Problem description - Extract and list every line that contains the word "Concept".

Data section -

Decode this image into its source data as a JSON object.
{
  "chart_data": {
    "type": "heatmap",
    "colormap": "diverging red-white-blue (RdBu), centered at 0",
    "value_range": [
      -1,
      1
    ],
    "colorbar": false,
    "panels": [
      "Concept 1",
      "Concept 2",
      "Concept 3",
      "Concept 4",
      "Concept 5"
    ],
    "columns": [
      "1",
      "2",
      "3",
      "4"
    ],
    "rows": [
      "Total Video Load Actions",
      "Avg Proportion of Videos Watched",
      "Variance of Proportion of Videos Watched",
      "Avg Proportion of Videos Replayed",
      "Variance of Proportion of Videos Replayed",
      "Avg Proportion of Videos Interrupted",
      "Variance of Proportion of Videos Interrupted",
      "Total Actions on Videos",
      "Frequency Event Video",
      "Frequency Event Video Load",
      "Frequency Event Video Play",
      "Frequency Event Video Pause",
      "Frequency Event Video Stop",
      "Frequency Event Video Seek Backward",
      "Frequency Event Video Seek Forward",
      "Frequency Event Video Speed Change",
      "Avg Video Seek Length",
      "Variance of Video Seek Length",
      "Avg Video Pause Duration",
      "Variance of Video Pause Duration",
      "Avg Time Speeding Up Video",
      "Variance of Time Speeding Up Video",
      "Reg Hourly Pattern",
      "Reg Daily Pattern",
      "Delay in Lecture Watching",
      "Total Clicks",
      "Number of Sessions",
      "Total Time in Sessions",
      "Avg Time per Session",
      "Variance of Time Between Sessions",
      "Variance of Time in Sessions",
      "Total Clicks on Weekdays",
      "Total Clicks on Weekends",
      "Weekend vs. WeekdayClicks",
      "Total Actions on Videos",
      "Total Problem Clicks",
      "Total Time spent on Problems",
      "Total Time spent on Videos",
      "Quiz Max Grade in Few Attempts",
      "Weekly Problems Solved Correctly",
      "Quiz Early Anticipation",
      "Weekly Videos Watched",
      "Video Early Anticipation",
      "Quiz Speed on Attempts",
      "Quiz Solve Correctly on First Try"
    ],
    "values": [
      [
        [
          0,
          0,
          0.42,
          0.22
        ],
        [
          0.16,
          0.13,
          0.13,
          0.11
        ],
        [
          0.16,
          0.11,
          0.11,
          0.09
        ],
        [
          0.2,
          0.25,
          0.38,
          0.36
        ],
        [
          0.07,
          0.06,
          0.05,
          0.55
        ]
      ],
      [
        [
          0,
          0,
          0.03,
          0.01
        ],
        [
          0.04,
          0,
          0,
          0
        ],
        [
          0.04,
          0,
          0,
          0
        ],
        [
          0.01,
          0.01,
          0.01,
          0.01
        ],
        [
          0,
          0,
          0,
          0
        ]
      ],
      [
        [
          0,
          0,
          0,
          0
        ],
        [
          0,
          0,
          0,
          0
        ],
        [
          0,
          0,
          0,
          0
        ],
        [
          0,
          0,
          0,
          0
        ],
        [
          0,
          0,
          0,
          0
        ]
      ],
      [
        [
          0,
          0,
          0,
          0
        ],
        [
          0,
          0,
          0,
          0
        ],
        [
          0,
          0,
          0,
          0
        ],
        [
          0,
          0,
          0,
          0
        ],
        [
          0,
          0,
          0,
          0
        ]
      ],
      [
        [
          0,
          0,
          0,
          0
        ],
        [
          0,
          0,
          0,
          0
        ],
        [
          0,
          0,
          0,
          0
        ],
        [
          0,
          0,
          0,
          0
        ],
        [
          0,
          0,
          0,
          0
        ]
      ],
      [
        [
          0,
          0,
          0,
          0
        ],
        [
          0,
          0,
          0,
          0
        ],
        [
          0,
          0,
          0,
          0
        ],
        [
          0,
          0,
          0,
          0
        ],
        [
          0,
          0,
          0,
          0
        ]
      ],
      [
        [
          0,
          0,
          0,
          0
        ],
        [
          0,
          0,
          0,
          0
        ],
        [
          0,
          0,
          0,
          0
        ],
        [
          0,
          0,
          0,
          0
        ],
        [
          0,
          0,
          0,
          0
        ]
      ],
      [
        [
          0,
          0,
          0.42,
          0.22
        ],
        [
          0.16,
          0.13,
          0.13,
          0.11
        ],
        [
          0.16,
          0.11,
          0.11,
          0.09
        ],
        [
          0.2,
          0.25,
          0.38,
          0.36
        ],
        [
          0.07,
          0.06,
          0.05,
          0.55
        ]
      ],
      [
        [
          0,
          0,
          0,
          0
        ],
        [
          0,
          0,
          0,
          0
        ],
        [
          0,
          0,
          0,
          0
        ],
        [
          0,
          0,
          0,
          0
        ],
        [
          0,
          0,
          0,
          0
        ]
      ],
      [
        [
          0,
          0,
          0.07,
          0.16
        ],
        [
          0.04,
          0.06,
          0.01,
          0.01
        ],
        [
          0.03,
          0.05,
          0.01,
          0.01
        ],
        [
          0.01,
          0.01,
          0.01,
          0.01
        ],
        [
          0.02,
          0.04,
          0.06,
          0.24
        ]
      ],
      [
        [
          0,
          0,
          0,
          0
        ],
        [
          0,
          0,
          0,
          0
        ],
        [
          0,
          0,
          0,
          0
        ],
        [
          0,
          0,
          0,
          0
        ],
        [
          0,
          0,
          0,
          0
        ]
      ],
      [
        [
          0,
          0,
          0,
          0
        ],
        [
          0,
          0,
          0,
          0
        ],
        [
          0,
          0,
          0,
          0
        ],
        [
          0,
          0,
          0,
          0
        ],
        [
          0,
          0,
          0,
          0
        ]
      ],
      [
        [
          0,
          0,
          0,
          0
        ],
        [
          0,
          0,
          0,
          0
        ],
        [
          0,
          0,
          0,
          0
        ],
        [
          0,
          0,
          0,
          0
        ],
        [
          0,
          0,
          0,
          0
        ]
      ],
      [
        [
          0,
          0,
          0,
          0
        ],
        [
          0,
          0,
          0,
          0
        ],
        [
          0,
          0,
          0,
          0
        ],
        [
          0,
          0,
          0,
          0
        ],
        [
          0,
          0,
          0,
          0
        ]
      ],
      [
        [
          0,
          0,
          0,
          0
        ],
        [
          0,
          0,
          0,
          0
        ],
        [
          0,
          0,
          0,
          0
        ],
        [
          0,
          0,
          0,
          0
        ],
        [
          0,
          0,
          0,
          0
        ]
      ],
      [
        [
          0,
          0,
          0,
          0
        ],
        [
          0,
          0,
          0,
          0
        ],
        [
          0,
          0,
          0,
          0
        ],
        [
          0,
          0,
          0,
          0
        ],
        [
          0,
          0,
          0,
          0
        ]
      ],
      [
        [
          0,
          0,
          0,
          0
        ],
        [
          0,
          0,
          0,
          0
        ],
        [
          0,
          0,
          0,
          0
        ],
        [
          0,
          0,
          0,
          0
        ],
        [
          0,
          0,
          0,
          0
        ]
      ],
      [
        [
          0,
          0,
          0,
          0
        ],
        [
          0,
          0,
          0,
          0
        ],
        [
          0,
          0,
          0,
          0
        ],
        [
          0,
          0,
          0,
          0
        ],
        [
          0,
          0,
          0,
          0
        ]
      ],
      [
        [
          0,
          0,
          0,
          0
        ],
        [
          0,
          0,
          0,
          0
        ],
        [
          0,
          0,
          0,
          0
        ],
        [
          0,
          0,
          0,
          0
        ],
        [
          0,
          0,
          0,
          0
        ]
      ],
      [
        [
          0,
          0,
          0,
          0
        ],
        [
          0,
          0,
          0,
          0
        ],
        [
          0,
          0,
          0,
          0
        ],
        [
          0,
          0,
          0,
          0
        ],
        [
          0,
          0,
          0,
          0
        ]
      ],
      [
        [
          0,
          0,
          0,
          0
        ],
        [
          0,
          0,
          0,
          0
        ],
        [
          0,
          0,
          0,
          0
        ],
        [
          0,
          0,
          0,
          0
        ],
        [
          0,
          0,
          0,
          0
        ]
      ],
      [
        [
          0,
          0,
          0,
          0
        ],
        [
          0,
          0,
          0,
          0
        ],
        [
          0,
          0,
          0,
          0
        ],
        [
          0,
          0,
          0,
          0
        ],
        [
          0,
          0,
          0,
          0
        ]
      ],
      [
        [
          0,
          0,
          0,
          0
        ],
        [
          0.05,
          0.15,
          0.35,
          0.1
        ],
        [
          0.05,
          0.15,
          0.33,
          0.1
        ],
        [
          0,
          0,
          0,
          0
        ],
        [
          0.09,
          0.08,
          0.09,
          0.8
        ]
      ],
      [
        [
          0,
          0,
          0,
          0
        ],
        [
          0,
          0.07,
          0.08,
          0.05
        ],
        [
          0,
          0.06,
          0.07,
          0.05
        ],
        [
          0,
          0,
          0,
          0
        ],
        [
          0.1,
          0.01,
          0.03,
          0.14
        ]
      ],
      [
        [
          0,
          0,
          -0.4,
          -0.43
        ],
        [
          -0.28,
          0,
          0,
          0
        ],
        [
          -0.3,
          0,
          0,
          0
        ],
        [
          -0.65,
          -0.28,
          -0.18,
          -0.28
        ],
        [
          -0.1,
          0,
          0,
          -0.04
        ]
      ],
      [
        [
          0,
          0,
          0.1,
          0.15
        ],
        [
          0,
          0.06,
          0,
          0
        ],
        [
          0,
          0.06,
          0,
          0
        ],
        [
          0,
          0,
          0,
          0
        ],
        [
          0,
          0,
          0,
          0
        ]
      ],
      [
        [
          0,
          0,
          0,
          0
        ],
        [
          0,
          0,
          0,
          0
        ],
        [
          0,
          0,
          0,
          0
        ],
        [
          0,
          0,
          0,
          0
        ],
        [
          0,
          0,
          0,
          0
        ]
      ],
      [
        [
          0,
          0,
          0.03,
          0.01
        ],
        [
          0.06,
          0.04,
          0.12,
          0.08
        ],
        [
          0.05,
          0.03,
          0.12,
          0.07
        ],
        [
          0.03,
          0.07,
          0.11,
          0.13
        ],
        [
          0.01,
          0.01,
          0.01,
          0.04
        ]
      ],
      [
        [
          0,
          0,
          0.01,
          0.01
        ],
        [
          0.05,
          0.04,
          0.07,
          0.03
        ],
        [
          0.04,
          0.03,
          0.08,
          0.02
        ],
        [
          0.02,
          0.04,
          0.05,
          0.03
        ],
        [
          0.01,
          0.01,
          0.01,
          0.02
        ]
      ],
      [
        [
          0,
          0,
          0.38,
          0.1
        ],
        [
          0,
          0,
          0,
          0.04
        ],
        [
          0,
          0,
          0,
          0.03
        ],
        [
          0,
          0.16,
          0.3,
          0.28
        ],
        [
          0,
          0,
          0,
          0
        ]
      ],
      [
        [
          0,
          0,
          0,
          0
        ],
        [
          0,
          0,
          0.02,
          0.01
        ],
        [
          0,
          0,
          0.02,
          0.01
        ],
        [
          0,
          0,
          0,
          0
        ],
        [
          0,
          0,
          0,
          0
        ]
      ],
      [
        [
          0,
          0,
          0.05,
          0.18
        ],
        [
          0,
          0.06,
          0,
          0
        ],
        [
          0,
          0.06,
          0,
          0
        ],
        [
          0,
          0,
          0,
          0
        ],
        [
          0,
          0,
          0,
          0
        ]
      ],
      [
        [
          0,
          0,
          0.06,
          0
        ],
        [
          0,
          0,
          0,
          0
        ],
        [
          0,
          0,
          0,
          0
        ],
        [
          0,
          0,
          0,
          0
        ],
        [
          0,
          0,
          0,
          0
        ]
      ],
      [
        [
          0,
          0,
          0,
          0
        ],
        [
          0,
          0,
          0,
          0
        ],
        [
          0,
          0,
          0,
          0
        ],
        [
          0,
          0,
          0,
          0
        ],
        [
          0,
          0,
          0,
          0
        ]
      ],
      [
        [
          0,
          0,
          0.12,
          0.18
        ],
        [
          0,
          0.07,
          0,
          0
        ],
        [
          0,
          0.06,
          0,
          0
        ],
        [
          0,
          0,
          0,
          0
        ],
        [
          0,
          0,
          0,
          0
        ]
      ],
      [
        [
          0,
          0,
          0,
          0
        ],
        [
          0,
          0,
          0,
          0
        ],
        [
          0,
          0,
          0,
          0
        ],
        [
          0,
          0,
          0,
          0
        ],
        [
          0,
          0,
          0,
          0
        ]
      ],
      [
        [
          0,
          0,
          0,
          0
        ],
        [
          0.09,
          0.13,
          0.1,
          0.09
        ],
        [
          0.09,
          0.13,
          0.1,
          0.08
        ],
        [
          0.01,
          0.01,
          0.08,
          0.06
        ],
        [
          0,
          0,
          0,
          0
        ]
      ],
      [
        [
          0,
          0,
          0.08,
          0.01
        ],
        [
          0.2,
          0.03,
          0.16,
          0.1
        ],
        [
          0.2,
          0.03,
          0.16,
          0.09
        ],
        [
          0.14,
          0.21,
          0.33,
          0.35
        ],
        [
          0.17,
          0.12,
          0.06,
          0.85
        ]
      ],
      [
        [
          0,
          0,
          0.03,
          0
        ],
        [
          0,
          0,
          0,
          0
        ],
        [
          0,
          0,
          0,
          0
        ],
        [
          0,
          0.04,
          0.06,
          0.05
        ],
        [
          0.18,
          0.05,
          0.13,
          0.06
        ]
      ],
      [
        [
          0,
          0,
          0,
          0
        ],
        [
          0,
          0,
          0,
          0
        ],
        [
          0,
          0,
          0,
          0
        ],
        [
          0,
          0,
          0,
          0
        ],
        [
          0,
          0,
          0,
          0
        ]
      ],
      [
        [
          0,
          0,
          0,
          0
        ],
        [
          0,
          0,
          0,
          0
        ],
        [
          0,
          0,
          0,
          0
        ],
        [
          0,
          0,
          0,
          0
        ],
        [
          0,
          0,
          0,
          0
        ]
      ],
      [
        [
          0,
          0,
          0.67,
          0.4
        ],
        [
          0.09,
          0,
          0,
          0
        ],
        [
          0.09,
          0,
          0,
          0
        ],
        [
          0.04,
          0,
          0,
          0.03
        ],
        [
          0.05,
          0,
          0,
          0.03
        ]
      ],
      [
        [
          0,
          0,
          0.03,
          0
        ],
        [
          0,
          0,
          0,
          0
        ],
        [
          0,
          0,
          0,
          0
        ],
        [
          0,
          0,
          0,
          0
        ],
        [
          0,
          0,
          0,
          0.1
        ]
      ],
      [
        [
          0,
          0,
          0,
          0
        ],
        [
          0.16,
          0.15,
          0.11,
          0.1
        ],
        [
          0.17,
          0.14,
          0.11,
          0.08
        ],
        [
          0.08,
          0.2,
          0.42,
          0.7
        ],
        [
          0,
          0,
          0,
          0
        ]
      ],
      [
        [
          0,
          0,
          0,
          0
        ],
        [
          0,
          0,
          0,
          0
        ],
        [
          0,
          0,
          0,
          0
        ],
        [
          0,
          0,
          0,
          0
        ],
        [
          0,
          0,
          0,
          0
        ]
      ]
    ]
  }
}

Correct response -
      "Concept 1",
      "Concept 2",
      "Concept 3",
      "Concept 4",
      "Concept 5"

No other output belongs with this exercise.